* TASK DETAILS: Retype exactly the stretch of lines that begins at the line containing "Serialize everything readable" and ends at the last line of the data, with no other lines.

* AVAILABLE DATA:
-- Begin --

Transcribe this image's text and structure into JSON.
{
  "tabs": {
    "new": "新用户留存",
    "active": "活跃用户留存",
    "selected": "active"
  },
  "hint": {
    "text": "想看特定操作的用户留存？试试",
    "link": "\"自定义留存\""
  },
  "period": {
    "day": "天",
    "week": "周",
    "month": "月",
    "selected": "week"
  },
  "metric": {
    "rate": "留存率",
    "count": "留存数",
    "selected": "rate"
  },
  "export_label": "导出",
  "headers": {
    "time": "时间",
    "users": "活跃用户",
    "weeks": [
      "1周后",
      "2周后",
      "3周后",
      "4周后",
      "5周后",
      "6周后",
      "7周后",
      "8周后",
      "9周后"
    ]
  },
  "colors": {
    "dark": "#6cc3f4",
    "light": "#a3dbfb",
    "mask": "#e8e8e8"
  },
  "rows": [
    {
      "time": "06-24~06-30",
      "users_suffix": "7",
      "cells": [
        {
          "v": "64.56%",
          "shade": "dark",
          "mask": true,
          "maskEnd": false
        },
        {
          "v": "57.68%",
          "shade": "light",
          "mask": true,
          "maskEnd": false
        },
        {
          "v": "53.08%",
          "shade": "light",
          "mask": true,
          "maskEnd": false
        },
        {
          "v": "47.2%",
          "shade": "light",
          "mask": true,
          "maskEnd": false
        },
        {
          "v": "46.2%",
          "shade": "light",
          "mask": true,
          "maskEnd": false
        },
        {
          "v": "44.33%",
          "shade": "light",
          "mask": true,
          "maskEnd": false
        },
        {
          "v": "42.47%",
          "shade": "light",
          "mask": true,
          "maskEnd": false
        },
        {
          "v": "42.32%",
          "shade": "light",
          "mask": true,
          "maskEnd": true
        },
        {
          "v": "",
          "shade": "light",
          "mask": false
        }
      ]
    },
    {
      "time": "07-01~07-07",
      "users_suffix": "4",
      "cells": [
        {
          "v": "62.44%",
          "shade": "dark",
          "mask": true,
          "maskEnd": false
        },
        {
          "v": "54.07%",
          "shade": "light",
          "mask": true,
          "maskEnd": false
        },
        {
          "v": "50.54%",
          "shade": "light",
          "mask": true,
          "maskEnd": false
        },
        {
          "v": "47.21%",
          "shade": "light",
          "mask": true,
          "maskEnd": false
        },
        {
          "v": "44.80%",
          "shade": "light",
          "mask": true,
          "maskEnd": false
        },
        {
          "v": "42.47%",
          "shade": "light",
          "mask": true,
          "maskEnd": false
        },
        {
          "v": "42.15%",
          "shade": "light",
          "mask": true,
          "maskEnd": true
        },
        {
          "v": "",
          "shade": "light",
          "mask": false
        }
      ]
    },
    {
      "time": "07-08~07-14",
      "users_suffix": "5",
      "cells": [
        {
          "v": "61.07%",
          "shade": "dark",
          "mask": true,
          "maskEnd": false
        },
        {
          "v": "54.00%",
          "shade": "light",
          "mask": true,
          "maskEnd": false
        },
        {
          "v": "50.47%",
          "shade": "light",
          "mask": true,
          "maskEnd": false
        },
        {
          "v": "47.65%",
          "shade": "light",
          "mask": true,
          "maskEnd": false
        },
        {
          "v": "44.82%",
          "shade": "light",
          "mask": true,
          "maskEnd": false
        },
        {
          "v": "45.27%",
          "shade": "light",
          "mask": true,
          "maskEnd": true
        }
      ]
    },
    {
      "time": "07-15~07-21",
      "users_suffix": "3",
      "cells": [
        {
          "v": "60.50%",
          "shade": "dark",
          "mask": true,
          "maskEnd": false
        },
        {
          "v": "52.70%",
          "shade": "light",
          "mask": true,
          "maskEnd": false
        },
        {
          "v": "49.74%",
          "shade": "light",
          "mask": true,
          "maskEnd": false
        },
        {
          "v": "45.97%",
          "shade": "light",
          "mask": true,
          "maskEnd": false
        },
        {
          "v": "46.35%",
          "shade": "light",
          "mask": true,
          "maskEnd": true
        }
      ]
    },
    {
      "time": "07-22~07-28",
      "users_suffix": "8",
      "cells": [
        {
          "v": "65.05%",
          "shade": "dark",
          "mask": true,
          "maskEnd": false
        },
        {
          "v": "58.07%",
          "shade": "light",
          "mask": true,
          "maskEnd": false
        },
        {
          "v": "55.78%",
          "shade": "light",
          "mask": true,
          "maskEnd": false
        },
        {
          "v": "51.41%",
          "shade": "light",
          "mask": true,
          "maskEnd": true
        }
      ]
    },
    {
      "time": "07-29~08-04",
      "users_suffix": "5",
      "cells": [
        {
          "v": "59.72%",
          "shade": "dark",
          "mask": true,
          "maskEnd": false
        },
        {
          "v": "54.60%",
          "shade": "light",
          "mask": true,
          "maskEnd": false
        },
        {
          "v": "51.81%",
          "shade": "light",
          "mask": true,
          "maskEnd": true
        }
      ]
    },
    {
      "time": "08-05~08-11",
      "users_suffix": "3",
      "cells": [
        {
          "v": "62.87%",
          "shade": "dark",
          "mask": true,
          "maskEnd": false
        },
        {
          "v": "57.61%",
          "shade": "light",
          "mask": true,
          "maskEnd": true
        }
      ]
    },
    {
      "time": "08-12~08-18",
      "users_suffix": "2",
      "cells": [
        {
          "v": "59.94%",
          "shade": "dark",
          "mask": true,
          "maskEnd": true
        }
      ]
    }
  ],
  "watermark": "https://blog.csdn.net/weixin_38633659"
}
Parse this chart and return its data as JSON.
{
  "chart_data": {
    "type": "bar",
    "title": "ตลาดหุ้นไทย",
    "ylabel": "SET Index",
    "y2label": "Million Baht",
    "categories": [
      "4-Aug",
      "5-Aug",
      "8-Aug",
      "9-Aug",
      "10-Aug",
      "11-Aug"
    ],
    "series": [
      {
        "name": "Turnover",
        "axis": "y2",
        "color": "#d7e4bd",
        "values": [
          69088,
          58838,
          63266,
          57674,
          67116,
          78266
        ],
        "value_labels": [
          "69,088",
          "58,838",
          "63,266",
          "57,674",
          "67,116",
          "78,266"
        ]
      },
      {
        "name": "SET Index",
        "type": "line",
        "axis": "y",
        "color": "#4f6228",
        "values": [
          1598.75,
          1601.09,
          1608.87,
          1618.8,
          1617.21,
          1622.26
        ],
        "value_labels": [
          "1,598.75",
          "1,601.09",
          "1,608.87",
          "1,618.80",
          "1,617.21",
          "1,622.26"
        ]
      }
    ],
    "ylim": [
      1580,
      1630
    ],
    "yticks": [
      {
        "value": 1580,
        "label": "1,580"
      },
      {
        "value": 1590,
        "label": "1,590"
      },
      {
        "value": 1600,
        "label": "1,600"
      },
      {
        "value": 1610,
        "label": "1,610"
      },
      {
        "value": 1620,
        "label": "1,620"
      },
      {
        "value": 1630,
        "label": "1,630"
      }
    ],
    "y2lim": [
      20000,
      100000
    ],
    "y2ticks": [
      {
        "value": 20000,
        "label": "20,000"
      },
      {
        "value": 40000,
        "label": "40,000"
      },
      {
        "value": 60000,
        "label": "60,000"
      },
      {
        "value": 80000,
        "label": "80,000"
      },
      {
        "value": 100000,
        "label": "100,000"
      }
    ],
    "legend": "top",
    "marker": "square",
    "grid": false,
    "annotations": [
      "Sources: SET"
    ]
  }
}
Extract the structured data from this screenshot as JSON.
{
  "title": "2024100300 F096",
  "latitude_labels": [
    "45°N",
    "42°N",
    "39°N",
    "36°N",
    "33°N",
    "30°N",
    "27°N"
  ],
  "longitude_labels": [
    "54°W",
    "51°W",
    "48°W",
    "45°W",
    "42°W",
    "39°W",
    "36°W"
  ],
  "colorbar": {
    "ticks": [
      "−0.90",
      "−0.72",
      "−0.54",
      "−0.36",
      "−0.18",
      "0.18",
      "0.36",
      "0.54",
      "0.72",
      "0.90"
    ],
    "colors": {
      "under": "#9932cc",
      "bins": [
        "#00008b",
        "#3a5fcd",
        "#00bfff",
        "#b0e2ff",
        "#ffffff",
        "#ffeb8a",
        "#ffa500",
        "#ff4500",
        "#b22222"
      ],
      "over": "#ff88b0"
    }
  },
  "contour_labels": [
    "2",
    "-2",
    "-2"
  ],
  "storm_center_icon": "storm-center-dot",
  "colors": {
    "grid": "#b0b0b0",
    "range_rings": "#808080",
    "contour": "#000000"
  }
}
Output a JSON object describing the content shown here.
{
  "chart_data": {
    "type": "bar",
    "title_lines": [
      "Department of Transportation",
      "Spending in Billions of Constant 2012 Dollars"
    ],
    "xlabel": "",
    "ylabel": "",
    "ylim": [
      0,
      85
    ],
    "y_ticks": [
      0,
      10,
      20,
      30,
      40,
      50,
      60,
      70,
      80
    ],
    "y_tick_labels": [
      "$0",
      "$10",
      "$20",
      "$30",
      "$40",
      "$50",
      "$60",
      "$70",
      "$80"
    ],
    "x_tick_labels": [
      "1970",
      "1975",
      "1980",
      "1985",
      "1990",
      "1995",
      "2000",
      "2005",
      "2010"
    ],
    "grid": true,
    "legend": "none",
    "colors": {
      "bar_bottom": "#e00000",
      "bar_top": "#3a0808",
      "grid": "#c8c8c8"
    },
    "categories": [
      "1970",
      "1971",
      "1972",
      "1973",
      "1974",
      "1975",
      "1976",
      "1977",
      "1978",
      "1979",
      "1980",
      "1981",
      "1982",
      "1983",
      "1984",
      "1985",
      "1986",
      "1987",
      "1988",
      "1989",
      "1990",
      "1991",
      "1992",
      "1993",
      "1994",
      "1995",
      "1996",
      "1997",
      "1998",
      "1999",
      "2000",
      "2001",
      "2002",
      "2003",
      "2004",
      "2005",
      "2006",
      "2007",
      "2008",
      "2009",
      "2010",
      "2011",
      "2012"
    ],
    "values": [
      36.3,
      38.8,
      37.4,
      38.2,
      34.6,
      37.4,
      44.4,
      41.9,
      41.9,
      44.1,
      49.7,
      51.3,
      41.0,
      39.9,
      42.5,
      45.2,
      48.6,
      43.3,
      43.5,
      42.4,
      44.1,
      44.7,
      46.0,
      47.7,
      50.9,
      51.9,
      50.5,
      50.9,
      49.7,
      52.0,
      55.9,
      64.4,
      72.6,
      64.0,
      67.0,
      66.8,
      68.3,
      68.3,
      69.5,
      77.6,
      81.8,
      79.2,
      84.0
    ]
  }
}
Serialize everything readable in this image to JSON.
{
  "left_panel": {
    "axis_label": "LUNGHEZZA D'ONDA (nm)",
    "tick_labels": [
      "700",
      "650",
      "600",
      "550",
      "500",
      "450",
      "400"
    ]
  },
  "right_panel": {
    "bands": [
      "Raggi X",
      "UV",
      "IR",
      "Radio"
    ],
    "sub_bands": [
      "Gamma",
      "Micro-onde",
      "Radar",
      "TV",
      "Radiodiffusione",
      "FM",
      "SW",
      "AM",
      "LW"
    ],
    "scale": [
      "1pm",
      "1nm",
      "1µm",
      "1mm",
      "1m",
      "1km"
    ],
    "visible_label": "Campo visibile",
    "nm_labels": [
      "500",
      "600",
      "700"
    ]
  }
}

-- End --

* THE COMPLETED TASK:
Serialize everything readable in this image to JSON.
{
  "left_panel": {
    "axis_label": "LUNGHEZZA D'ONDA (nm)",
    "tick_labels": [
      "700",
      "650",
      "600",
      "550",
      "500",
      "450",
      "400"
    ]
  },
  "right_panel": {
    "bands": [
      "Raggi X",
      "UV",
      "IR",
      "Radio"
    ],
    "sub_bands": [
      "Gamma",
      "Micro-onde",
      "Radar",
      "TV",
      "Radiodiffusione",
      "FM",
      "SW",
      "AM",
      "LW"
    ],
    "scale": [
      "1pm",
      "1nm",
      "1µm",
      "1mm",
      "1m",
      "1km"
    ],
    "visible_label": "Campo visibile",
    "nm_labels": [
      "500",
      "600",
      "700"
    ]
  }
}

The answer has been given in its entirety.